§ **Aim of the task**
Restate the records below word for word, and omit the images they hold.

§ **Stored records**
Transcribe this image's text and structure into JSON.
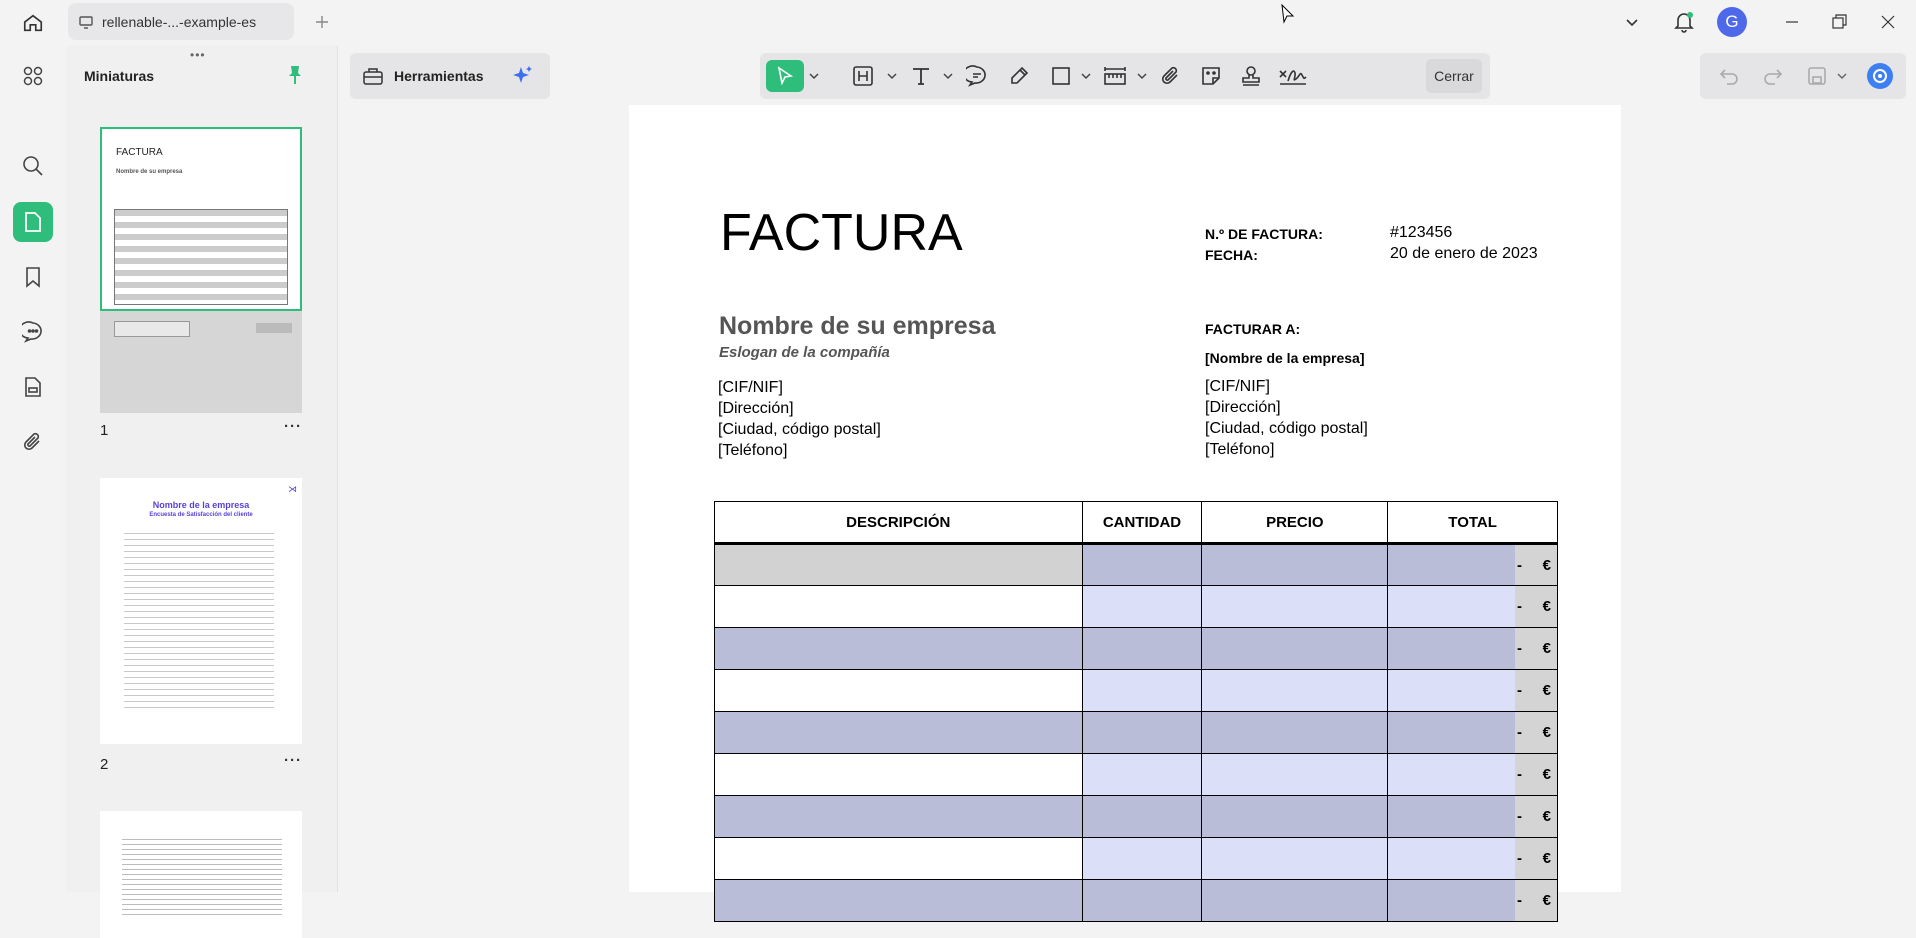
{
  "tab": {
    "title": "rellenable-...-example-es"
  },
  "user": {
    "initial": "G"
  },
  "sidebar": {
    "title": "Miniaturas"
  },
  "thumbnails": [
    {
      "page": "1",
      "heading": "FACTURA",
      "sub": "Nombre de su empresa"
    },
    {
      "page": "2",
      "heading": "Nombre de la empresa",
      "sub": "Encuesta de Satisfacción del cliente"
    }
  ],
  "toolbar": {
    "tools_label": "Herramientas",
    "close_label": "Cerrar"
  },
  "colors": {
    "accent": "#2ebd7a",
    "avatar": "#4e68ea",
    "field_dark": "#b9bdd7",
    "field_light": "#dcdff8"
  },
  "invoice": {
    "title": "FACTURA",
    "number_label": "N.º DE FACTURA:",
    "number_value": "#123456",
    "date_label": "FECHA:",
    "date_value": "20 de enero de 2023",
    "company_name": "Nombre de su empresa",
    "slogan": "Eslogan de la compañía",
    "company_lines": [
      "[CIF/NIF]",
      "[Dirección]",
      "[Ciudad, código postal]",
      "[Teléfono]"
    ],
    "bill_to_label": "FACTURAR A:",
    "bill_to_company": "[Nombre de la empresa]",
    "bill_to_lines": [
      "[CIF/NIF]",
      "[Dirección]",
      "[Ciudad, código postal]",
      "[Teléfono]"
    ],
    "columns": [
      "DESCRIPCIÓN",
      "CANTIDAD",
      "PRECIO",
      "TOTAL"
    ],
    "row_total": "-",
    "currency": "€"
  }
}
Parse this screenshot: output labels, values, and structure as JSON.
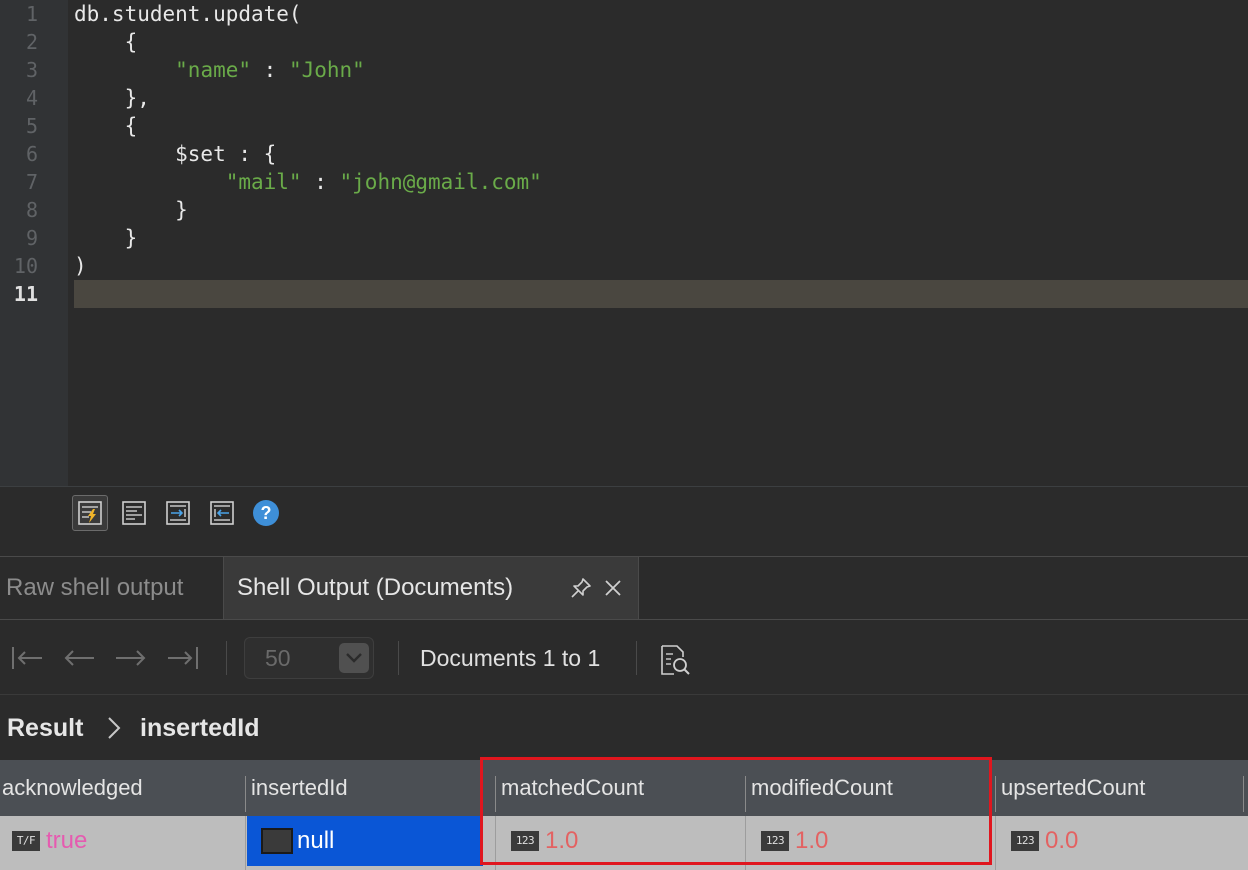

§ **Exercise result**
Transcribe this image's text and structure into JSON.
{
  "tab": {
    "title": "rellenable-...-example-es"
  },
  "user": {
    "initial": "G"
  },
  "sidebar": {
    "title": "Miniaturas"
  },
  "thumbnails": [
    {
      "page": "1",
      "heading": "FACTURA",
      "sub": "Nombre de su empresa"
    },
    {
      "page": "2",
      "heading": "Nombre de la empresa",
      "sub": "Encuesta de Satisfacción del cliente"
    }
  ],
  "toolbar": {
    "tools_label": "Herramientas",
    "close_label": "Cerrar"
  },
  "colors": {
    "accent": "#2ebd7a",
    "avatar": "#4e68ea",
    "field_dark": "#b9bdd7",
    "field_light": "#dcdff8"
  },
  "invoice": {
    "title": "FACTURA",
    "number_label": "N.º DE FACTURA:",
    "number_value": "#123456",
    "date_label": "FECHA:",
    "date_value": "20 de enero de 2023",
    "company_name": "Nombre de su empresa",
    "slogan": "Eslogan de la compañía",
    "company_lines": [
      "[CIF/NIF]",
      "[Dirección]",
      "[Ciudad, código postal]",
      "[Teléfono]"
    ],
    "bill_to_label": "FACTURAR A:",
    "bill_to_company": "[Nombre de la empresa]",
    "bill_to_lines": [
      "[CIF/NIF]",
      "[Dirección]",
      "[Ciudad, código postal]",
      "[Teléfono]"
    ],
    "columns": [
      "DESCRIPCIÓN",
      "CANTIDAD",
      "PRECIO",
      "TOTAL"
    ],
    "row_total": "-",
    "currency": "€"
  }
}
Parse this screenshot: output labels, values, and structure as JSON.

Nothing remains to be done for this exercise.